Extract every line of the material below and reproduce it faithfully.
========================
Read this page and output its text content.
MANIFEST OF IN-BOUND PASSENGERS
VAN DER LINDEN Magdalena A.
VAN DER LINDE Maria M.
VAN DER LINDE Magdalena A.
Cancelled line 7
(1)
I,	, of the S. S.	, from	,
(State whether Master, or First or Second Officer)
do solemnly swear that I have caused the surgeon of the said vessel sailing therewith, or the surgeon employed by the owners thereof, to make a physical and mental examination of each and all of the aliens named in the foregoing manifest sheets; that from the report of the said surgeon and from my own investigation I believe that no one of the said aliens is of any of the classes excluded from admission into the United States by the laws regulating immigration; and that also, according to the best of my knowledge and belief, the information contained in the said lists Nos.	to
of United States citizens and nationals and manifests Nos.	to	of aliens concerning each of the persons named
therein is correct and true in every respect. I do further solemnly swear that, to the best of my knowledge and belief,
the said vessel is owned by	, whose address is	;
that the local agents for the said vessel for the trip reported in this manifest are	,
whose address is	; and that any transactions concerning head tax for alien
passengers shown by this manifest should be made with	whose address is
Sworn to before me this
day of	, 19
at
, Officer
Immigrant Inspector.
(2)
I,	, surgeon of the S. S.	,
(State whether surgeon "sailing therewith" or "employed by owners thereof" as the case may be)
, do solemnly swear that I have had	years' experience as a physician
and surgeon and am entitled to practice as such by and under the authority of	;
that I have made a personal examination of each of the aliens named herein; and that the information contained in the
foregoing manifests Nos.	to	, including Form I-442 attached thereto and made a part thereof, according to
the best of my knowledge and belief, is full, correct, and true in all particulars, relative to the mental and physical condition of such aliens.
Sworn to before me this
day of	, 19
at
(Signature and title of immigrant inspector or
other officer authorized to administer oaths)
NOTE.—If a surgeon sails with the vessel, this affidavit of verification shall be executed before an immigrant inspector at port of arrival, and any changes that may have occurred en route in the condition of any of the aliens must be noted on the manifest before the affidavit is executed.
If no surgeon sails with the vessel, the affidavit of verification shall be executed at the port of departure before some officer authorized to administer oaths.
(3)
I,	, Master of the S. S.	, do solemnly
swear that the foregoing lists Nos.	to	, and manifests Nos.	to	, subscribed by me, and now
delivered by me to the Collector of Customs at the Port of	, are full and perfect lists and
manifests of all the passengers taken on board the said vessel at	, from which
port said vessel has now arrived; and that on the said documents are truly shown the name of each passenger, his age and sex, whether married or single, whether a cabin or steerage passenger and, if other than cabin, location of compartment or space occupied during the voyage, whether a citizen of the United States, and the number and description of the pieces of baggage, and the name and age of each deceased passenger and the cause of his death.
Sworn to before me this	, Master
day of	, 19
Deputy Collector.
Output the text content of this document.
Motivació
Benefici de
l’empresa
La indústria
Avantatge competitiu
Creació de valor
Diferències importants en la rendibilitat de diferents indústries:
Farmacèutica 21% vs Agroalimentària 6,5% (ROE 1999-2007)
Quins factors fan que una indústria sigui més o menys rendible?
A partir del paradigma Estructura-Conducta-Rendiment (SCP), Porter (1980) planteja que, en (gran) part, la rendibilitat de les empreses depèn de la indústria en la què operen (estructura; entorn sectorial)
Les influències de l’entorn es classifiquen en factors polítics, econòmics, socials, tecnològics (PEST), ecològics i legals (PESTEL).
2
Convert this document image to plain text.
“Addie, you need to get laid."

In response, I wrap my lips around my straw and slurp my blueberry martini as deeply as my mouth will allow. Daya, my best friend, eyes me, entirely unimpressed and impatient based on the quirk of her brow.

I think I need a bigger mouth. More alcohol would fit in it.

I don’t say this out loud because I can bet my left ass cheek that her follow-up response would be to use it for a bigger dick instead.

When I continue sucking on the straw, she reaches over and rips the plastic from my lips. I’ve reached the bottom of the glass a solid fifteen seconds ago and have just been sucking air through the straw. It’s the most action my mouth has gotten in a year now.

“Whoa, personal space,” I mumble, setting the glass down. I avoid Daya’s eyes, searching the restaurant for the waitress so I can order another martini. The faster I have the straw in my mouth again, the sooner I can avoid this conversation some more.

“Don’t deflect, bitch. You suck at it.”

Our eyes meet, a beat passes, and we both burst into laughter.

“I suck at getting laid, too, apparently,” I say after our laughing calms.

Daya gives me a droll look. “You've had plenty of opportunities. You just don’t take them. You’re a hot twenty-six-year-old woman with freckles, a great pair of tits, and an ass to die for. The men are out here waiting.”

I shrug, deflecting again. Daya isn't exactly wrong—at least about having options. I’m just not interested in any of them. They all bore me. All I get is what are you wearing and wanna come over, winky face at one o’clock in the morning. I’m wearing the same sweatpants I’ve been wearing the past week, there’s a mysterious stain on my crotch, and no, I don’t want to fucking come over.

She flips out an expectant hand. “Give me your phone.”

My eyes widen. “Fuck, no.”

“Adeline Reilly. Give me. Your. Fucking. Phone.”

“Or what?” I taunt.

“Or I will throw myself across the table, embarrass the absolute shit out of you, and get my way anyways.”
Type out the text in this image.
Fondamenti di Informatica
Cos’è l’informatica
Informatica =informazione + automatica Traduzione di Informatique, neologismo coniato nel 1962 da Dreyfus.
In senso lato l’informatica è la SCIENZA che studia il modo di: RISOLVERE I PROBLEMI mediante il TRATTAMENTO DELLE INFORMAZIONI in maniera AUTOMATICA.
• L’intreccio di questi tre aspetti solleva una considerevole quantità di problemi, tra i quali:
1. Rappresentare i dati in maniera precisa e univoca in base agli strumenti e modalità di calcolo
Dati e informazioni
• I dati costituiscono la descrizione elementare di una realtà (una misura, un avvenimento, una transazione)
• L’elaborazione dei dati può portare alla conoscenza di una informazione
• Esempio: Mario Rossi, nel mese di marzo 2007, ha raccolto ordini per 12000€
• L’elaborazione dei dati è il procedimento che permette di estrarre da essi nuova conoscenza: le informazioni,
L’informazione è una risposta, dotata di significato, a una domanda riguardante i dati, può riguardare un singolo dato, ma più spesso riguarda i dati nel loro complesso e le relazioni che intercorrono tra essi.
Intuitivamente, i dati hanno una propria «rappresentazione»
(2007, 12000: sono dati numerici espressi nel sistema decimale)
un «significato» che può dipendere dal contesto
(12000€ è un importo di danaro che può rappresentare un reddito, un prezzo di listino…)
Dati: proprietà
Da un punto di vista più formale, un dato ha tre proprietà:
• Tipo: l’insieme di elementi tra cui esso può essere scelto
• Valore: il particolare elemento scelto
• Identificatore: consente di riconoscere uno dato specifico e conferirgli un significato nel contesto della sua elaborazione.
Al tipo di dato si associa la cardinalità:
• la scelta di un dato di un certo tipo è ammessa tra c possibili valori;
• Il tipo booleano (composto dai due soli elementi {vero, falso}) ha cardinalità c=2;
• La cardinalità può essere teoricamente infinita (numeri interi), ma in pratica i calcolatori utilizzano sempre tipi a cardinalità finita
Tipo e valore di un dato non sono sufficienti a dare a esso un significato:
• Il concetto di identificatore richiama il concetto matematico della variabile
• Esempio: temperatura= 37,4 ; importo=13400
========================
- SOLVED PROBLEM
Read this page and output its text content.
MANIFEST OF IN-BOUND PASSENGERS
VAN DER LINDEN Magdalena A.
VAN DER LINDE Maria M.
VAN DER LINDE Magdalena A.
Cancelled line 7
(1)
I,	, of the S. S.	, from	,
(State whether Master, or First or Second Officer)
do solemnly swear that I have caused the surgeon of the said vessel sailing therewith, or the surgeon employed by the owners thereof, to make a physical and mental examination of each and all of the aliens named in the foregoing manifest sheets; that from the report of the said surgeon and from my own investigation I believe that no one of the said aliens is of any of the classes excluded from admission into the United States by the laws regulating immigration; and that also, according to the best of my knowledge and belief, the information contained in the said lists Nos.	to
of United States citizens and nationals and manifests Nos.	to	of aliens concerning each of the persons named
therein is correct and true in every respect. I do further solemnly swear that, to the best of my knowledge and belief,
the said vessel is owned by	, whose address is	;
that the local agents for the said vessel for the trip reported in this manifest are	,
whose address is	; and that any transactions concerning head tax for alien
passengers shown by this manifest should be made with	whose address is
Sworn to before me this
day of	, 19
at
, Officer
Immigrant Inspector.
(2)
I,	, surgeon of the S. S.	,
(State whether surgeon "sailing therewith" or "employed by owners thereof" as the case may be)
, do solemnly swear that I have had	years' experience as a physician
and surgeon and am entitled to practice as such by and under the authority of	;
that I have made a personal examination of each of the aliens named herein; and that the information contained in the
foregoing manifests Nos.	to	, including Form I-442 attached thereto and made a part thereof, according to
the best of my knowledge and belief, is full, correct, and true in all particulars, relative to the mental and physical condition of such aliens.
Sworn to before me this
day of	, 19
at
(Signature and title of immigrant inspector or
other officer authorized to administer oaths)
NOTE.—If a surgeon sails with the vessel, this affidavit of verification shall be executed before an immigrant inspector at port of arrival, and any changes that may have occurred en route in the condition of any of the aliens must be noted on the manifest before the affidavit is executed.
If no surgeon sails with the vessel, the affidavit of verification shall be executed at the port of departure before some officer authorized to administer oaths.
(3)
I,	, Master of the S. S.	, do solemnly
swear that the foregoing lists Nos.	to	, and manifests Nos.	to	, subscribed by me, and now
delivered by me to the Collector of Customs at the Port of	, are full and perfect lists and
manifests of all the passengers taken on board the said vessel at	, from which
port said vessel has now arrived; and that on the said documents are truly shown the name of each passenger, his age and sex, whether married or single, whether a cabin or steerage passenger and, if other than cabin, location of compartment or space occupied during the voyage, whether a citizen of the United States, and the number and description of the pieces of baggage, and the name and age of each deceased passenger and the cause of his death.
Sworn to before me this	, Master
day of	, 19
Deputy Collector.
Output the text content of this document.
Motivació
Benefici de
l’empresa
La indústria
Avantatge competitiu
Creació de valor
Diferències importants en la rendibilitat de diferents indústries:
Farmacèutica 21% vs Agroalimentària 6,5% (ROE 1999-2007)
Quins factors fan que una indústria sigui més o menys rendible?
A partir del paradigma Estructura-Conducta-Rendiment (SCP), Porter (1980) planteja que, en (gran) part, la rendibilitat de les empreses depèn de la indústria en la què operen (estructura; entorn sectorial)
Les influències de l’entorn es classifiquen en factors polítics, econòmics, socials, tecnològics (PEST), ecològics i legals (PESTEL).
2
Convert this document image to plain text.
“Addie, you need to get laid."

In response, I wrap my lips around my straw and slurp my blueberry martini as deeply as my mouth will allow. Daya, my best friend, eyes me, entirely unimpressed and impatient based on the quirk of her brow.

I think I need a bigger mouth. More alcohol would fit in it.

I don’t say this out loud because I can bet my left ass cheek that her follow-up response would be to use it for a bigger dick instead.

When I continue sucking on the straw, she reaches over and rips the plastic from my lips. I’ve reached the bottom of the glass a solid fifteen seconds ago and have just been sucking air through the straw. It’s the most action my mouth has gotten in a year now.

“Whoa, personal space,” I mumble, setting the glass down. I avoid Daya’s eyes, searching the restaurant for the waitress so I can order another martini. The faster I have the straw in my mouth again, the sooner I can avoid this conversation some more.

“Don’t deflect, bitch. You suck at it.”

Our eyes meet, a beat passes, and we both burst into laughter.

“I suck at getting laid, too, apparently,” I say after our laughing calms.

Daya gives me a droll look. “You've had plenty of opportunities. You just don’t take them. You’re a hot twenty-six-year-old woman with freckles, a great pair of tits, and an ass to die for. The men are out here waiting.”

I shrug, deflecting again. Daya isn't exactly wrong—at least about having options. I’m just not interested in any of them. They all bore me. All I get is what are you wearing and wanna come over, winky face at one o’clock in the morning. I’m wearing the same sweatpants I’ve been wearing the past week, there’s a mysterious stain on my crotch, and no, I don’t want to fucking come over.

She flips out an expectant hand. “Give me your phone.”

My eyes widen. “Fuck, no.”

“Adeline Reilly. Give me. Your. Fucking. Phone.”

“Or what?” I taunt.

“Or I will throw myself across the table, embarrass the absolute shit out of you, and get my way anyways.”
Type out the text in this image.
Fondamenti di Informatica
Cos’è l’informatica
Informatica =informazione + automatica Traduzione di Informatique, neologismo coniato nel 1962 da Dreyfus.
In senso lato l’informatica è la SCIENZA che studia il modo di: RISOLVERE I PROBLEMI mediante il TRATTAMENTO DELLE INFORMAZIONI in maniera AUTOMATICA.
• L’intreccio di questi tre aspetti solleva una considerevole quantità di problemi, tra i quali:
1. Rappresentare i dati in maniera precisa e univoca in base agli strumenti e modalità di calcolo
Dati e informazioni
• I dati costituiscono la descrizione elementare di una realtà (una misura, un avvenimento, una transazione)
• L’elaborazione dei dati può portare alla conoscenza di una informazione
• Esempio: Mario Rossi, nel mese di marzo 2007, ha raccolto ordini per 12000€
• L’elaborazione dei dati è il procedimento che permette di estrarre da essi nuova conoscenza: le informazioni,
L’informazione è una risposta, dotata di significato, a una domanda riguardante i dati, può riguardare un singolo dato, ma più spesso riguarda i dati nel loro complesso e le relazioni che intercorrono tra essi.
Intuitivamente, i dati hanno una propria «rappresentazione»
(2007, 12000: sono dati numerici espressi nel sistema decimale)
un «significato» che può dipendere dal contesto
(12000€ è un importo di danaro che può rappresentare un reddito, un prezzo di listino…)
Dati: proprietà
Da un punto di vista più formale, un dato ha tre proprietà:
• Tipo: l’insieme di elementi tra cui esso può essere scelto
• Valore: il particolare elemento scelto
• Identificatore: consente di riconoscere uno dato specifico e conferirgli un significato nel contesto della sua elaborazione.
Al tipo di dato si associa la cardinalità:
• la scelta di un dato di un certo tipo è ammessa tra c possibili valori;
• Il tipo booleano (composto dai due soli elementi {vero, falso}) ha cardinalità c=2;
• La cardinalità può essere teoricamente infinita (numeri interi), ma in pratica i calcolatori utilizzano sempre tipi a cardinalità finita
Tipo e valore di un dato non sono sufficienti a dare a esso un significato:
• Il concetto di identificatore richiama il concetto matematico della variabile
• Esempio: temperatura= 37,4 ; importo=13400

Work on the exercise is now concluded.